- [Written request]:
Keep only the lines that hold the string "Cumulative", filtering out the rest of the entries below.

▼▼▼

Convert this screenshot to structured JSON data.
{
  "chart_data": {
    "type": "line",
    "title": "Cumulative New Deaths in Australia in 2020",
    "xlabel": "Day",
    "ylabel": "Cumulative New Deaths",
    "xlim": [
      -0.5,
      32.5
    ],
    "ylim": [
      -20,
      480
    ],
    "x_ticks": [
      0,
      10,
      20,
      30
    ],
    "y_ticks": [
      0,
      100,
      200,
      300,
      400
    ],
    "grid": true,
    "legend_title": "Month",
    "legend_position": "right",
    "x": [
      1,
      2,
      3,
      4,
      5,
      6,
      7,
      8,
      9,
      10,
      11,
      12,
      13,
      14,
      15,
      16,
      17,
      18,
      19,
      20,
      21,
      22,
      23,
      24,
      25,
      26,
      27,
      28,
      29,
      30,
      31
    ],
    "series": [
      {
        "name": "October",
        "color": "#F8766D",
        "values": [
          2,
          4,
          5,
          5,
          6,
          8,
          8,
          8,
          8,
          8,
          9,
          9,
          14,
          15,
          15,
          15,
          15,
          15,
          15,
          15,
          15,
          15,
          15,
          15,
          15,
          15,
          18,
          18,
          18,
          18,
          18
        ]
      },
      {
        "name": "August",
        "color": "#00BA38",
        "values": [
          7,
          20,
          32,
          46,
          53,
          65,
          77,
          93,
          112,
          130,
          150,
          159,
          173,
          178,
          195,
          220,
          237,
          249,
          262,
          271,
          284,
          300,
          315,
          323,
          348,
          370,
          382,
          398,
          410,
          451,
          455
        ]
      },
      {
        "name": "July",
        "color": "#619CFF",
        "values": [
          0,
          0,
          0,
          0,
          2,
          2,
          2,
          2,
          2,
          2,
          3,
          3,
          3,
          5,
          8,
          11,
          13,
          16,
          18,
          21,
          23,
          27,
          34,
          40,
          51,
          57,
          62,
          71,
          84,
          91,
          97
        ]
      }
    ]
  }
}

▲▲▲

- [Answer to this task]:
    "title": "Cumulative New Deaths in Australia in 2020",
    "ylabel": "Cumulative New Deaths",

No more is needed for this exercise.